# Task:
Transcribe the listing in full, excluding any pictures.

(A block of data)
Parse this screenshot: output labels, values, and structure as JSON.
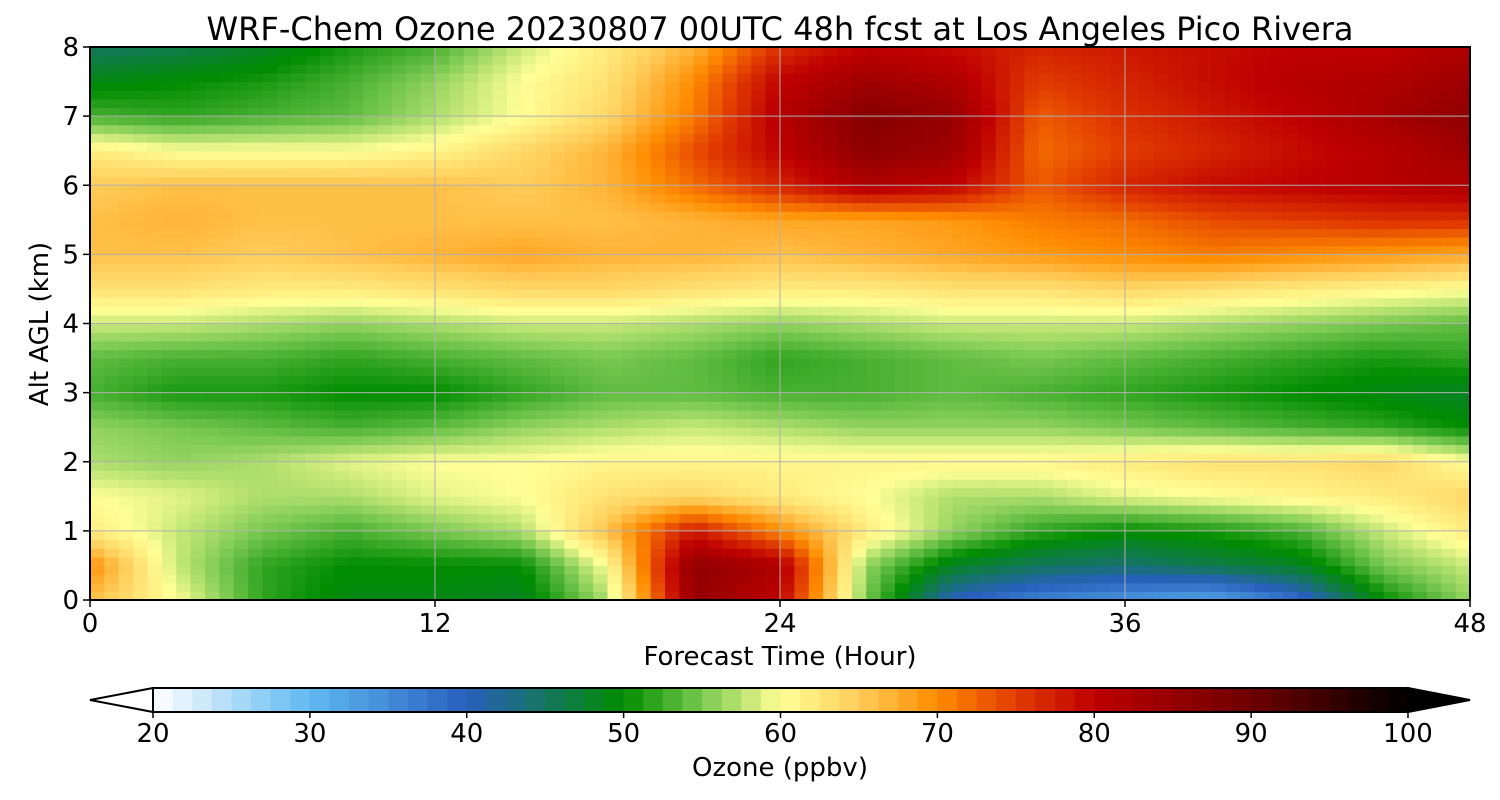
{
  "chart_data": {
    "type": "heatmap",
    "title": "WRF-Chem Ozone  20230807 00UTC 48h fcst at Los Angeles Pico Rivera",
    "xlabel": "Forecast Time (Hour)",
    "ylabel": "Alt AGL (km)",
    "xlim": [
      0,
      48
    ],
    "ylim": [
      0,
      8
    ],
    "xticks": [
      0,
      12,
      24,
      36,
      48
    ],
    "yticks": [
      0,
      1,
      2,
      3,
      4,
      5,
      6,
      7,
      8
    ],
    "grid": true,
    "colorbar": {
      "label": "Ozone  (ppbv)",
      "min": 20,
      "max": 100,
      "ticks": [
        20,
        30,
        40,
        50,
        60,
        70,
        80,
        90,
        100
      ],
      "extend": "both",
      "orientation": "horizontal"
    },
    "x_hours": [
      0,
      3,
      6,
      9,
      12,
      15,
      18,
      21,
      24,
      27,
      30,
      33,
      36,
      39,
      42,
      45,
      48
    ],
    "z_km": [
      0,
      0.5,
      1,
      1.5,
      2,
      2.5,
      3,
      3.5,
      4,
      4.5,
      5,
      5.5,
      6,
      6.5,
      7,
      7.5,
      8
    ],
    "ozone_ppbv": [
      [
        66,
        60,
        52,
        49,
        49,
        48,
        57,
        85,
        80,
        55,
        40,
        36,
        34,
        32,
        38,
        50,
        56
      ],
      [
        70,
        58,
        52,
        50,
        50,
        50,
        60,
        86,
        82,
        56,
        48,
        45,
        44,
        46,
        48,
        55,
        58
      ],
      [
        62,
        58,
        55,
        53,
        55,
        57,
        66,
        78,
        70,
        62,
        56,
        52,
        50,
        51,
        53,
        58,
        62
      ],
      [
        60,
        59,
        57,
        57,
        59,
        60,
        63,
        64,
        62,
        60,
        57,
        57,
        59,
        60,
        61,
        62,
        64
      ],
      [
        57,
        56,
        57,
        59,
        60,
        60,
        61,
        61,
        61,
        61,
        61,
        61,
        62,
        63,
        63,
        64,
        60
      ],
      [
        56,
        55,
        54,
        53,
        54,
        56,
        57,
        58,
        57,
        56,
        56,
        56,
        55,
        54,
        53,
        52,
        50
      ],
      [
        53,
        51,
        51,
        50,
        50,
        52,
        54,
        54,
        53,
        53,
        54,
        53,
        52,
        51,
        50,
        49,
        48
      ],
      [
        54,
        53,
        53,
        52,
        53,
        54,
        55,
        54,
        52,
        53,
        54,
        55,
        54,
        53,
        52,
        51,
        52
      ],
      [
        58,
        58,
        57,
        56,
        57,
        58,
        58,
        57,
        56,
        57,
        58,
        58,
        58,
        57,
        56,
        55,
        54
      ],
      [
        63,
        63,
        62,
        62,
        63,
        64,
        64,
        63,
        62,
        62,
        63,
        63,
        64,
        63,
        62,
        61,
        60
      ],
      [
        66,
        66,
        65,
        66,
        67,
        68,
        67,
        67,
        66,
        67,
        68,
        69,
        70,
        71,
        70,
        69,
        68
      ],
      [
        66,
        67,
        66,
        66,
        66,
        66,
        66,
        67,
        68,
        68,
        69,
        71,
        72,
        74,
        75,
        76,
        76
      ],
      [
        65,
        66,
        66,
        66,
        66,
        65,
        67,
        72,
        77,
        82,
        80,
        73,
        77,
        79,
        80,
        81,
        82
      ],
      [
        62,
        60,
        60,
        60,
        61,
        64,
        67,
        74,
        80,
        86,
        84,
        72,
        75,
        77,
        79,
        81,
        84
      ],
      [
        53,
        52,
        53,
        54,
        57,
        60,
        64,
        71,
        81,
        87,
        85,
        73,
        76,
        78,
        80,
        83,
        86
      ],
      [
        49,
        50,
        51,
        53,
        56,
        60,
        63,
        70,
        80,
        84,
        82,
        75,
        77,
        79,
        81,
        82,
        84
      ],
      [
        45,
        46,
        48,
        51,
        53,
        58,
        62,
        67,
        76,
        80,
        79,
        77,
        78,
        79,
        80,
        80,
        82
      ]
    ]
  }
}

# Answer in full:
Parse this screenshot: output labels, values, and structure as JSON.
{
  "chart_data": {
    "type": "heatmap",
    "title": "WRF-Chem Ozone  20230807 00UTC 48h fcst at Los Angeles Pico Rivera",
    "xlabel": "Forecast Time (Hour)",
    "ylabel": "Alt AGL (km)",
    "xlim": [
      0,
      48
    ],
    "ylim": [
      0,
      8
    ],
    "xticks": [
      0,
      12,
      24,
      36,
      48
    ],
    "yticks": [
      0,
      1,
      2,
      3,
      4,
      5,
      6,
      7,
      8
    ],
    "grid": true,
    "colorbar": {
      "label": "Ozone  (ppbv)",
      "min": 20,
      "max": 100,
      "ticks": [
        20,
        30,
        40,
        50,
        60,
        70,
        80,
        90,
        100
      ],
      "extend": "both",
      "orientation": "horizontal"
    },
    "x_hours": [
      0,
      3,
      6,
      9,
      12,
      15,
      18,
      21,
      24,
      27,
      30,
      33,
      36,
      39,
      42,
      45,
      48
    ],
    "z_km": [
      0,
      0.5,
      1,
      1.5,
      2,
      2.5,
      3,
      3.5,
      4,
      4.5,
      5,
      5.5,
      6,
      6.5,
      7,
      7.5,
      8
    ],
    "ozone_ppbv": [
      [
        66,
        60,
        52,
        49,
        49,
        48,
        57,
        85,
        80,
        55,
        40,
        36,
        34,
        32,
        38,
        50,
        56
      ],
      [
        70,
        58,
        52,
        50,
        50,
        50,
        60,
        86,
        82,
        56,
        48,
        45,
        44,
        46,
        48,
        55,
        58
      ],
      [
        62,
        58,
        55,
        53,
        55,
        57,
        66,
        78,
        70,
        62,
        56,
        52,
        50,
        51,
        53,
        58,
        62
      ],
      [
        60,
        59,
        57,
        57,
        59,
        60,
        63,
        64,
        62,
        60,
        57,
        57,
        59,
        60,
        61,
        62,
        64
      ],
      [
        57,
        56,
        57,
        59,
        60,
        60,
        61,
        61,
        61,
        61,
        61,
        61,
        62,
        63,
        63,
        64,
        60
      ],
      [
        56,
        55,
        54,
        53,
        54,
        56,
        57,
        58,
        57,
        56,
        56,
        56,
        55,
        54,
        53,
        52,
        50
      ],
      [
        53,
        51,
        51,
        50,
        50,
        52,
        54,
        54,
        53,
        53,
        54,
        53,
        52,
        51,
        50,
        49,
        48
      ],
      [
        54,
        53,
        53,
        52,
        53,
        54,
        55,
        54,
        52,
        53,
        54,
        55,
        54,
        53,
        52,
        51,
        52
      ],
      [
        58,
        58,
        57,
        56,
        57,
        58,
        58,
        57,
        56,
        57,
        58,
        58,
        58,
        57,
        56,
        55,
        54
      ],
      [
        63,
        63,
        62,
        62,
        63,
        64,
        64,
        63,
        62,
        62,
        63,
        63,
        64,
        63,
        62,
        61,
        60
      ],
      [
        66,
        66,
        65,
        66,
        67,
        68,
        67,
        67,
        66,
        67,
        68,
        69,
        70,
        71,
        70,
        69,
        68
      ],
      [
        66,
        67,
        66,
        66,
        66,
        66,
        66,
        67,
        68,
        68,
        69,
        71,
        72,
        74,
        75,
        76,
        76
      ],
      [
        65,
        66,
        66,
        66,
        66,
        65,
        67,
        72,
        77,
        82,
        80,
        73,
        77,
        79,
        80,
        81,
        82
      ],
      [
        62,
        60,
        60,
        60,
        61,
        64,
        67,
        74,
        80,
        86,
        84,
        72,
        75,
        77,
        79,
        81,
        84
      ],
      [
        53,
        52,
        53,
        54,
        57,
        60,
        64,
        71,
        81,
        87,
        85,
        73,
        76,
        78,
        80,
        83,
        86
      ],
      [
        49,
        50,
        51,
        53,
        56,
        60,
        63,
        70,
        80,
        84,
        82,
        75,
        77,
        79,
        81,
        82,
        84
      ],
      [
        45,
        46,
        48,
        51,
        53,
        58,
        62,
        67,
        76,
        80,
        79,
        77,
        78,
        79,
        80,
        80,
        82
      ]
    ]
  }
}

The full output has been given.